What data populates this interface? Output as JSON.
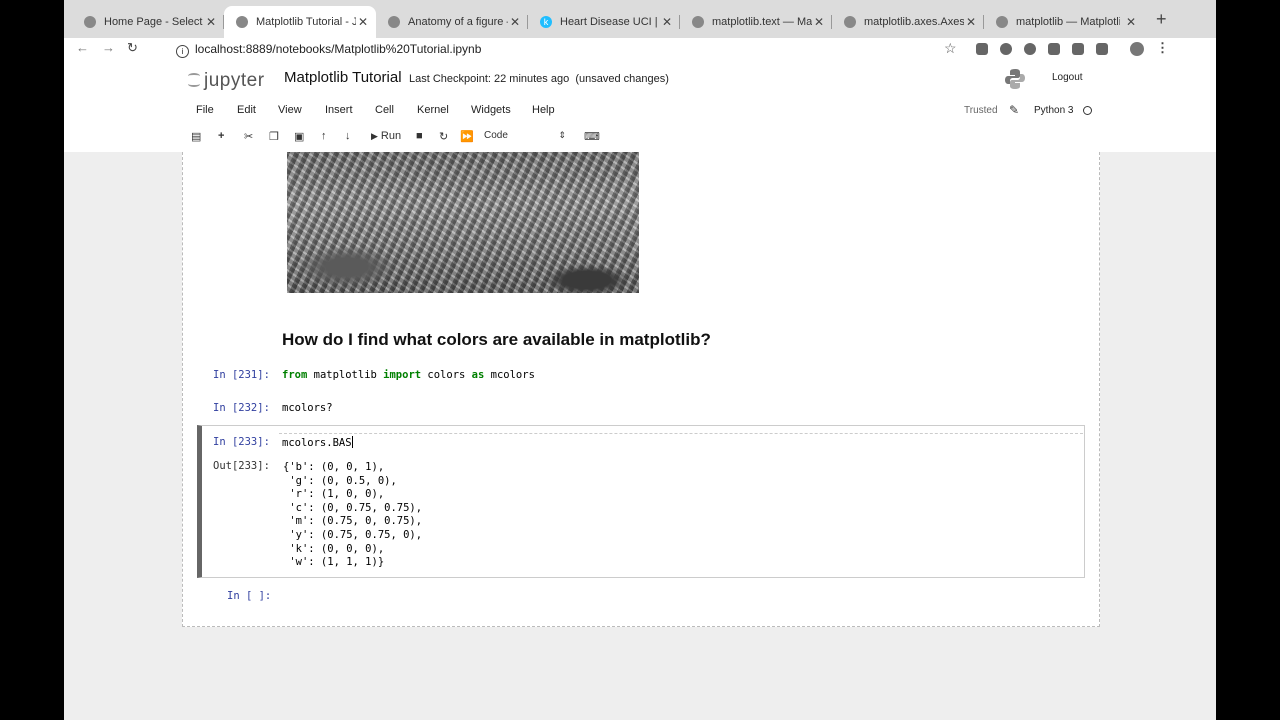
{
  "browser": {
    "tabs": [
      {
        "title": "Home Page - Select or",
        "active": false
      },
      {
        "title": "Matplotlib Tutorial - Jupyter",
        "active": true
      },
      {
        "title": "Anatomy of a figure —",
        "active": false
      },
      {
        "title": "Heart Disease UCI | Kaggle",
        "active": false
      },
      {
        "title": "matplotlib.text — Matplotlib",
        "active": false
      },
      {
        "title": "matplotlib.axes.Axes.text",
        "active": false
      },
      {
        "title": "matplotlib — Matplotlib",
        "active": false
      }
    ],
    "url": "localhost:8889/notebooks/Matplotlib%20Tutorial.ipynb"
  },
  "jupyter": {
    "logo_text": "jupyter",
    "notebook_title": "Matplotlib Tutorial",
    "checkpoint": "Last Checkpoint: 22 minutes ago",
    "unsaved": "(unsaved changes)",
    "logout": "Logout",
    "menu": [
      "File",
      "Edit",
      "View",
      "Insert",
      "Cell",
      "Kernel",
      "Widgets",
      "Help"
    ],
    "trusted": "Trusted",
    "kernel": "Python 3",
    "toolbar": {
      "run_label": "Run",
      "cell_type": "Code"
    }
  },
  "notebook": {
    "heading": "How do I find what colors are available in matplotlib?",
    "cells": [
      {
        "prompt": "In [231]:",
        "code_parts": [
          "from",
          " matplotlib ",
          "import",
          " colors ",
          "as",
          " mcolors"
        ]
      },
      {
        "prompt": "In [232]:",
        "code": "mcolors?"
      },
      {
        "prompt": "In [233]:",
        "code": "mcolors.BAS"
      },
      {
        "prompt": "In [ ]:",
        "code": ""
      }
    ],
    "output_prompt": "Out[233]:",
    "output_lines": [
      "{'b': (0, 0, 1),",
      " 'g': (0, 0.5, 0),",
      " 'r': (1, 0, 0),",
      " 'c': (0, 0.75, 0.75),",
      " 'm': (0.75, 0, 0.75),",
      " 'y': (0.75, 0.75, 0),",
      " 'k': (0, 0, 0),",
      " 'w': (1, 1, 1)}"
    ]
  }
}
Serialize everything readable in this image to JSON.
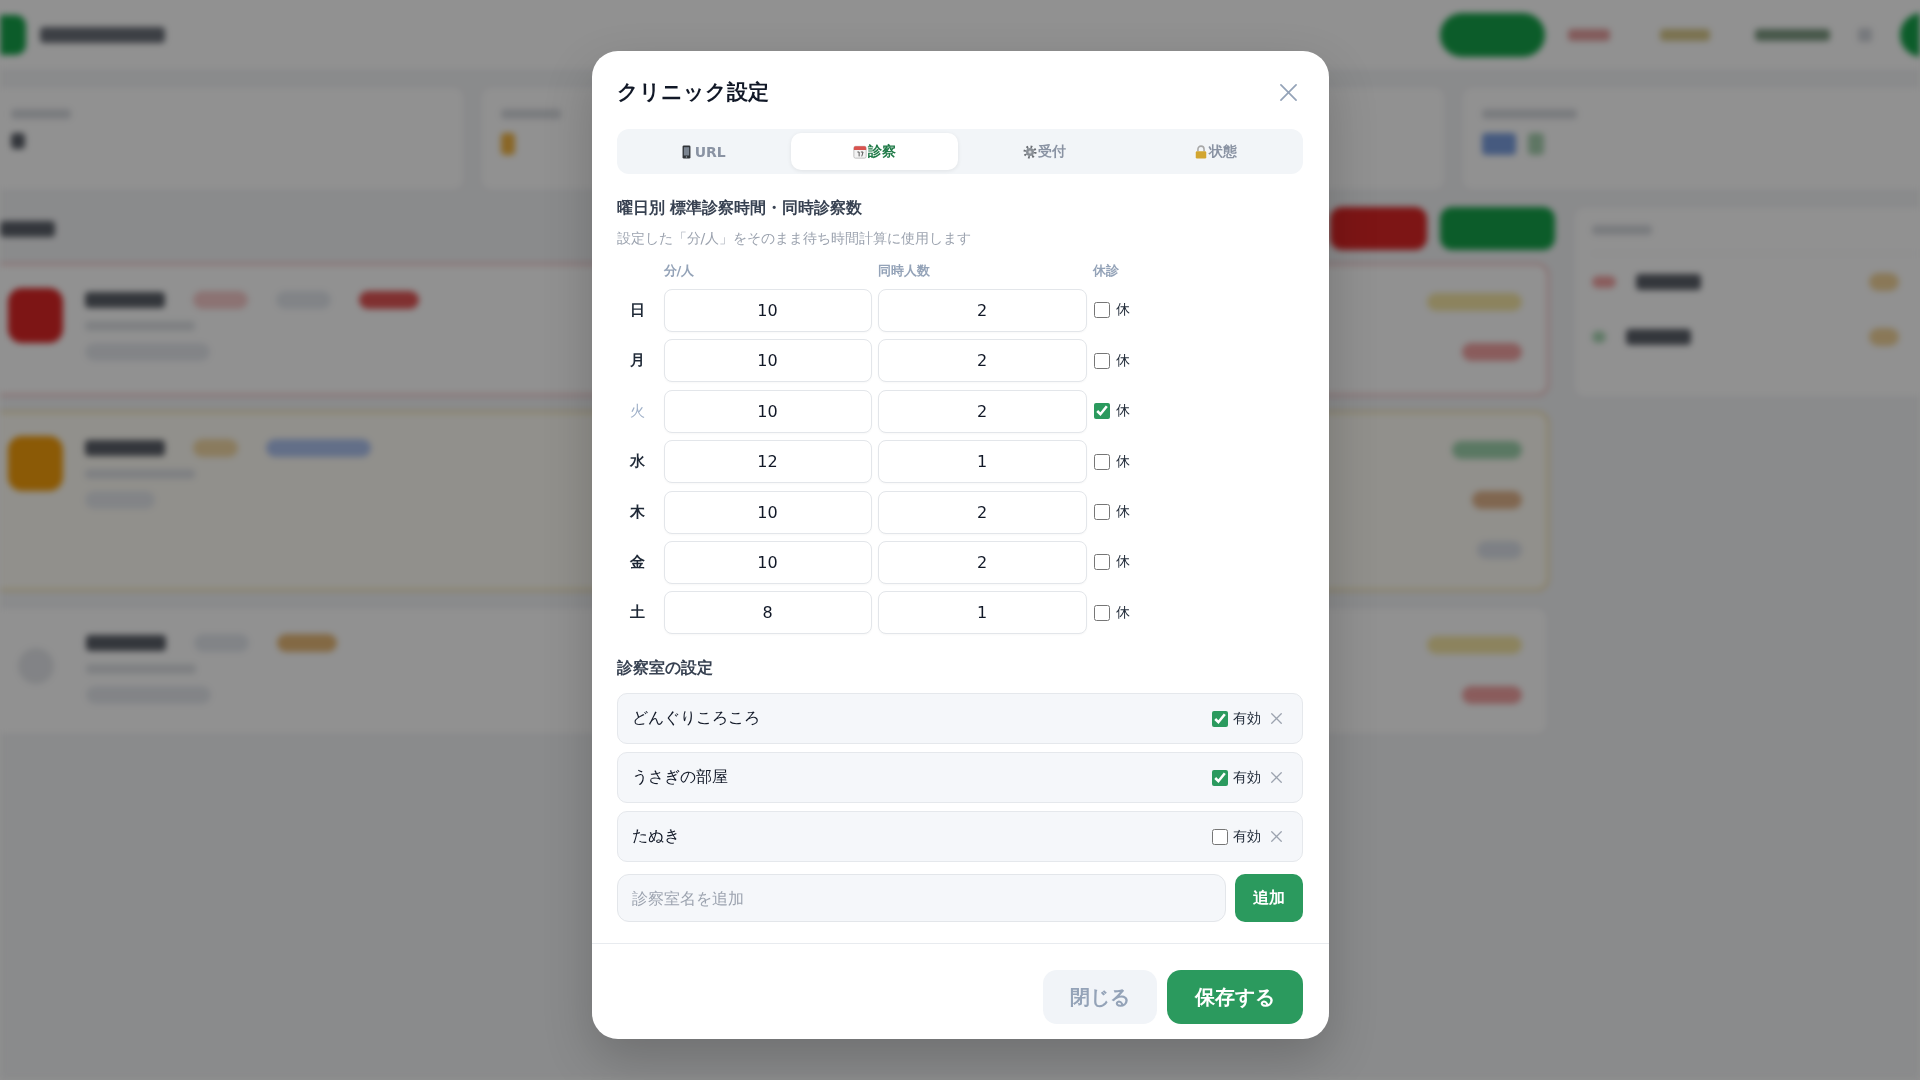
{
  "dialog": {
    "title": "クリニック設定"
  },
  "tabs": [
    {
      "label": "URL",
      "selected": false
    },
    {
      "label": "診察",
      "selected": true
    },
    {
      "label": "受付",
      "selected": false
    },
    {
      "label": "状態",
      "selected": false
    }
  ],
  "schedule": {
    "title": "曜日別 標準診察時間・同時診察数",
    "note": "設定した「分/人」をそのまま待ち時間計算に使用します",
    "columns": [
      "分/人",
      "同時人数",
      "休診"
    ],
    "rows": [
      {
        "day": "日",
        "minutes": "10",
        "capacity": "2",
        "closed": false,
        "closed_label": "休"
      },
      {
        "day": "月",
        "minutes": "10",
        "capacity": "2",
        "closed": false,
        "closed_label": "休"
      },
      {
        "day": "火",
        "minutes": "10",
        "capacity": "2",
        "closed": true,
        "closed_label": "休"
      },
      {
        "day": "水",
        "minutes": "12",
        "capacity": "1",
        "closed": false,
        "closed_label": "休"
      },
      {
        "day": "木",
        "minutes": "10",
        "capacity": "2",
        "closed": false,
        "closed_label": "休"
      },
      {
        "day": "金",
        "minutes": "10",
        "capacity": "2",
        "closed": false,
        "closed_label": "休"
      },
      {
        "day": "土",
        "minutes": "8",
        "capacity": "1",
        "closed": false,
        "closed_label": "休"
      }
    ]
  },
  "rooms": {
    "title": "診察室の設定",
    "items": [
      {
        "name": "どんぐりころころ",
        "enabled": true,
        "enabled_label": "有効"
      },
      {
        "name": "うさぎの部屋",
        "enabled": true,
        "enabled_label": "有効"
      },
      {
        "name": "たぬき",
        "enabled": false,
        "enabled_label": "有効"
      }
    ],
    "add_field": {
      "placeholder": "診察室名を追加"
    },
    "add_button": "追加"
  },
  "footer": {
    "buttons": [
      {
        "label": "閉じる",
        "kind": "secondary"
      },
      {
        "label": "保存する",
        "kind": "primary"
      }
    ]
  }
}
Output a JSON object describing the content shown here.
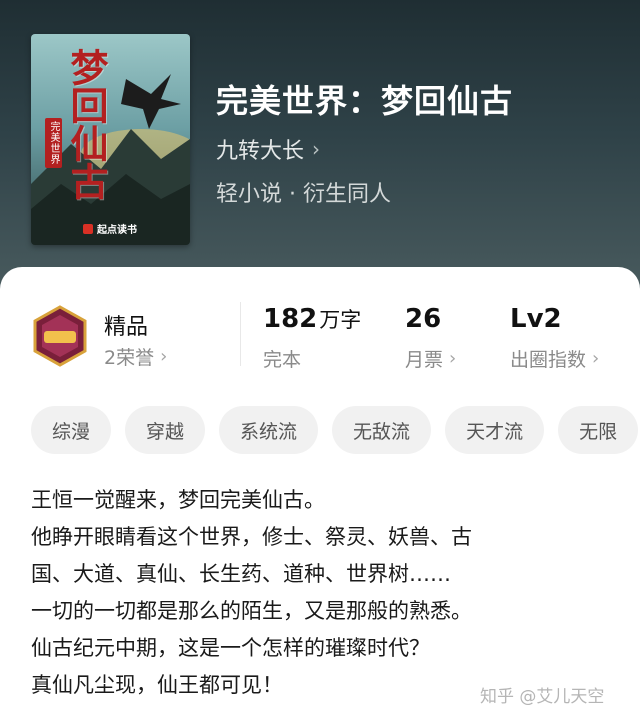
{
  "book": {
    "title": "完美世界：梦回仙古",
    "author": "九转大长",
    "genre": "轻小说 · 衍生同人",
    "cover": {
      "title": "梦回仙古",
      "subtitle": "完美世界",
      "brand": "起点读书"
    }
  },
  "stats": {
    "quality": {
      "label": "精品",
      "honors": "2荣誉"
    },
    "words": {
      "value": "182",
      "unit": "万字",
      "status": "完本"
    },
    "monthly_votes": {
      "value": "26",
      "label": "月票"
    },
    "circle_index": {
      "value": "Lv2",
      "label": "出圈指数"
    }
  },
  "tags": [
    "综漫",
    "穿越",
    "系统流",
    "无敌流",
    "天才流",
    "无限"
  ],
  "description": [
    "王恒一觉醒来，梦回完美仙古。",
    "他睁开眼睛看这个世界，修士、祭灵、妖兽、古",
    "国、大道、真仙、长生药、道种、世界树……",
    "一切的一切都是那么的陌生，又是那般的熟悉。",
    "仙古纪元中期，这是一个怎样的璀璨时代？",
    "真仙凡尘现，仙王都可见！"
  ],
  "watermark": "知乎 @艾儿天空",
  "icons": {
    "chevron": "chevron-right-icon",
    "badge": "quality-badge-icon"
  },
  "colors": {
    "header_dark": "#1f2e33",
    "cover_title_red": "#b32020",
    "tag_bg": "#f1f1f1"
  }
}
•••
Skip every picture and transcribe the data above exactly.

What data populates this interface? Output as JSON.
{
  "browser": {
    "tabs": [
      {
        "title": "Home Page - Select or",
        "active": false
      },
      {
        "title": "Matplotlib Tutorial - Jupyter",
        "active": true
      },
      {
        "title": "Anatomy of a figure —",
        "active": false
      },
      {
        "title": "Heart Disease UCI | Kaggle",
        "active": false
      },
      {
        "title": "matplotlib.text — Matplotlib",
        "active": false
      },
      {
        "title": "matplotlib.axes.Axes.text",
        "active": false
      },
      {
        "title": "matplotlib — Matplotlib",
        "active": false
      }
    ],
    "url": "localhost:8889/notebooks/Matplotlib%20Tutorial.ipynb"
  },
  "jupyter": {
    "logo_text": "jupyter",
    "notebook_title": "Matplotlib Tutorial",
    "checkpoint": "Last Checkpoint: 22 minutes ago",
    "unsaved": "(unsaved changes)",
    "logout": "Logout",
    "menu": [
      "File",
      "Edit",
      "View",
      "Insert",
      "Cell",
      "Kernel",
      "Widgets",
      "Help"
    ],
    "trusted": "Trusted",
    "kernel": "Python 3",
    "toolbar": {
      "run_label": "Run",
      "cell_type": "Code"
    }
  },
  "notebook": {
    "heading": "How do I find what colors are available in matplotlib?",
    "cells": [
      {
        "prompt": "In [231]:",
        "code_parts": [
          "from",
          " matplotlib ",
          "import",
          " colors ",
          "as",
          " mcolors"
        ]
      },
      {
        "prompt": "In [232]:",
        "code": "mcolors?"
      },
      {
        "prompt": "In [233]:",
        "code": "mcolors.BAS"
      },
      {
        "prompt": "In [ ]:",
        "code": ""
      }
    ],
    "output_prompt": "Out[233]:",
    "output_lines": [
      "{'b': (0, 0, 1),",
      " 'g': (0, 0.5, 0),",
      " 'r': (1, 0, 0),",
      " 'c': (0, 0.75, 0.75),",
      " 'm': (0.75, 0, 0.75),",
      " 'y': (0.75, 0.75, 0),",
      " 'k': (0, 0, 0),",
      " 'w': (1, 1, 1)}"
    ]
  }
}
Serialize everything readable in this image to JSON.
{
  "dialog": {
    "title": "クリニック設定"
  },
  "tabs": [
    {
      "label": "URL",
      "selected": false
    },
    {
      "label": "診察",
      "selected": true
    },
    {
      "label": "受付",
      "selected": false
    },
    {
      "label": "状態",
      "selected": false
    }
  ],
  "schedule": {
    "title": "曜日別 標準診察時間・同時診察数",
    "note": "設定した「分/人」をそのまま待ち時間計算に使用します",
    "columns": [
      "分/人",
      "同時人数",
      "休診"
    ],
    "rows": [
      {
        "day": "日",
        "minutes": "10",
        "capacity": "2",
        "closed": false,
        "closed_label": "休"
      },
      {
        "day": "月",
        "minutes": "10",
        "capacity": "2",
        "closed": false,
        "closed_label": "休"
      },
      {
        "day": "火",
        "minutes": "10",
        "capacity": "2",
        "closed": true,
        "closed_label": "休"
      },
      {
        "day": "水",
        "minutes": "12",
        "capacity": "1",
        "closed": false,
        "closed_label": "休"
      },
      {
        "day": "木",
        "minutes": "10",
        "capacity": "2",
        "closed": false,
        "closed_label": "休"
      },
      {
        "day": "金",
        "minutes": "10",
        "capacity": "2",
        "closed": false,
        "closed_label": "休"
      },
      {
        "day": "土",
        "minutes": "8",
        "capacity": "1",
        "closed": false,
        "closed_label": "休"
      }
    ]
  },
  "rooms": {
    "title": "診察室の設定",
    "items": [
      {
        "name": "どんぐりころころ",
        "enabled": true,
        "enabled_label": "有効"
      },
      {
        "name": "うさぎの部屋",
        "enabled": true,
        "enabled_label": "有効"
      },
      {
        "name": "たぬき",
        "enabled": false,
        "enabled_label": "有効"
      }
    ],
    "add_field": {
      "placeholder": "診察室名を追加"
    },
    "add_button": "追加"
  },
  "footer": {
    "buttons": [
      {
        "label": "閉じる",
        "kind": "secondary"
      },
      {
        "label": "保存する",
        "kind": "primary"
      }
    ]
  }
}
Output a JSON object describing the content shown here.
{
  "book": {
    "title": "完美世界：梦回仙古",
    "author": "九转大长",
    "genre": "轻小说 · 衍生同人",
    "cover": {
      "title": "梦回仙古",
      "subtitle": "完美世界",
      "brand": "起点读书"
    }
  },
  "stats": {
    "quality": {
      "label": "精品",
      "honors": "2荣誉"
    },
    "words": {
      "value": "182",
      "unit": "万字",
      "status": "完本"
    },
    "monthly_votes": {
      "value": "26",
      "label": "月票"
    },
    "circle_index": {
      "value": "Lv2",
      "label": "出圈指数"
    }
  },
  "tags": [
    "综漫",
    "穿越",
    "系统流",
    "无敌流",
    "天才流",
    "无限"
  ],
  "description": [
    "王恒一觉醒来，梦回完美仙古。",
    "他睁开眼睛看这个世界，修士、祭灵、妖兽、古",
    "国、大道、真仙、长生药、道种、世界树……",
    "一切的一切都是那么的陌生，又是那般的熟悉。",
    "仙古纪元中期，这是一个怎样的璀璨时代？",
    "真仙凡尘现，仙王都可见！"
  ],
  "watermark": "知乎 @艾儿天空",
  "icons": {
    "chevron": "chevron-right-icon",
    "badge": "quality-badge-icon"
  },
  "colors": {
    "header_dark": "#1f2e33",
    "cover_title_red": "#b32020",
    "tag_bg": "#f1f1f1"
  }
}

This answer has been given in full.